— start —

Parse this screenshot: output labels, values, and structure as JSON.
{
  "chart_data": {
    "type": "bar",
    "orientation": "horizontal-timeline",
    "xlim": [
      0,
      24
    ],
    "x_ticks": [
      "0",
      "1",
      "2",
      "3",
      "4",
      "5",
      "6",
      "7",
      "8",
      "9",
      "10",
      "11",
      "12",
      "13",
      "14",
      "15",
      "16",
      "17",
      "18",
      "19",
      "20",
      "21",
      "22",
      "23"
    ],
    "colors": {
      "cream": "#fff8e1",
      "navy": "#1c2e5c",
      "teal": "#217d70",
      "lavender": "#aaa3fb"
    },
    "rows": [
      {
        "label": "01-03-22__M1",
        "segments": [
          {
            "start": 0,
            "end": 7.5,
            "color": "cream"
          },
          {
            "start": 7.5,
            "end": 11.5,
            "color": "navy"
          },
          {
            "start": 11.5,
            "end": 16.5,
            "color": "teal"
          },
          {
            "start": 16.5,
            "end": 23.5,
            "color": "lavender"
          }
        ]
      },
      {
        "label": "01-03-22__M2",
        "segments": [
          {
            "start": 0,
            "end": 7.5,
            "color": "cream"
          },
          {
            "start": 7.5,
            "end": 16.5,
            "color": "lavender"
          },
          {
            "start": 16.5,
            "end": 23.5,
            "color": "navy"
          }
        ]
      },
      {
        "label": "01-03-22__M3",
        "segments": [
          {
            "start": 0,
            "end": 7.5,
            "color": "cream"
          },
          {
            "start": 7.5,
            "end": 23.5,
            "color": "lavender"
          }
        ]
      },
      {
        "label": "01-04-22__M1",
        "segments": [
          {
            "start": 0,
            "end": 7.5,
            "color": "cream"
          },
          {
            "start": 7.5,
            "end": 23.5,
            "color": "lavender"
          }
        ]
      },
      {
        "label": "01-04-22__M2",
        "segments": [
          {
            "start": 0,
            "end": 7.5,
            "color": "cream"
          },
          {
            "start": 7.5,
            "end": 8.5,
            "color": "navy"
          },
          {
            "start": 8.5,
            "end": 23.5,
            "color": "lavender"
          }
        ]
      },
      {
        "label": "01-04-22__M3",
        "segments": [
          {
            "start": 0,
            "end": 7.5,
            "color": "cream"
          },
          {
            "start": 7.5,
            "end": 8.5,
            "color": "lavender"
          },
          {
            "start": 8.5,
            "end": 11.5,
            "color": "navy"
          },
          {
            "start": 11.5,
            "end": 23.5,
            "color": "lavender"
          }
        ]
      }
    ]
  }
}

— end —

What to do — Nothing should be changed: write out all of the data as is.

Expected answer —
Parse this screenshot: output labels, values, and structure as JSON.
{
  "chart_data": {
    "type": "bar",
    "orientation": "horizontal-timeline",
    "xlim": [
      0,
      24
    ],
    "x_ticks": [
      "0",
      "1",
      "2",
      "3",
      "4",
      "5",
      "6",
      "7",
      "8",
      "9",
      "10",
      "11",
      "12",
      "13",
      "14",
      "15",
      "16",
      "17",
      "18",
      "19",
      "20",
      "21",
      "22",
      "23"
    ],
    "colors": {
      "cream": "#fff8e1",
      "navy": "#1c2e5c",
      "teal": "#217d70",
      "lavender": "#aaa3fb"
    },
    "rows": [
      {
        "label": "01-03-22__M1",
        "segments": [
          {
            "start": 0,
            "end": 7.5,
            "color": "cream"
          },
          {
            "start": 7.5,
            "end": 11.5,
            "color": "navy"
          },
          {
            "start": 11.5,
            "end": 16.5,
            "color": "teal"
          },
          {
            "start": 16.5,
            "end": 23.5,
            "color": "lavender"
          }
        ]
      },
      {
        "label": "01-03-22__M2",
        "segments": [
          {
            "start": 0,
            "end": 7.5,
            "color": "cream"
          },
          {
            "start": 7.5,
            "end": 16.5,
            "color": "lavender"
          },
          {
            "start": 16.5,
            "end": 23.5,
            "color": "navy"
          }
        ]
      },
      {
        "label": "01-03-22__M3",
        "segments": [
          {
            "start": 0,
            "end": 7.5,
            "color": "cream"
          },
          {
            "start": 7.5,
            "end": 23.5,
            "color": "lavender"
          }
        ]
      },
      {
        "label": "01-04-22__M1",
        "segments": [
          {
            "start": 0,
            "end": 7.5,
            "color": "cream"
          },
          {
            "start": 7.5,
            "end": 23.5,
            "color": "lavender"
          }
        ]
      },
      {
        "label": "01-04-22__M2",
        "segments": [
          {
            "start": 0,
            "end": 7.5,
            "color": "cream"
          },
          {
            "start": 7.5,
            "end": 8.5,
            "color": "navy"
          },
          {
            "start": 8.5,
            "end": 23.5,
            "color": "lavender"
          }
        ]
      },
      {
        "label": "01-04-22__M3",
        "segments": [
          {
            "start": 0,
            "end": 7.5,
            "color": "cream"
          },
          {
            "start": 7.5,
            "end": 8.5,
            "color": "lavender"
          },
          {
            "start": 8.5,
            "end": 11.5,
            "color": "navy"
          },
          {
            "start": 11.5,
            "end": 23.5,
            "color": "lavender"
          }
        ]
      }
    ]
  }
}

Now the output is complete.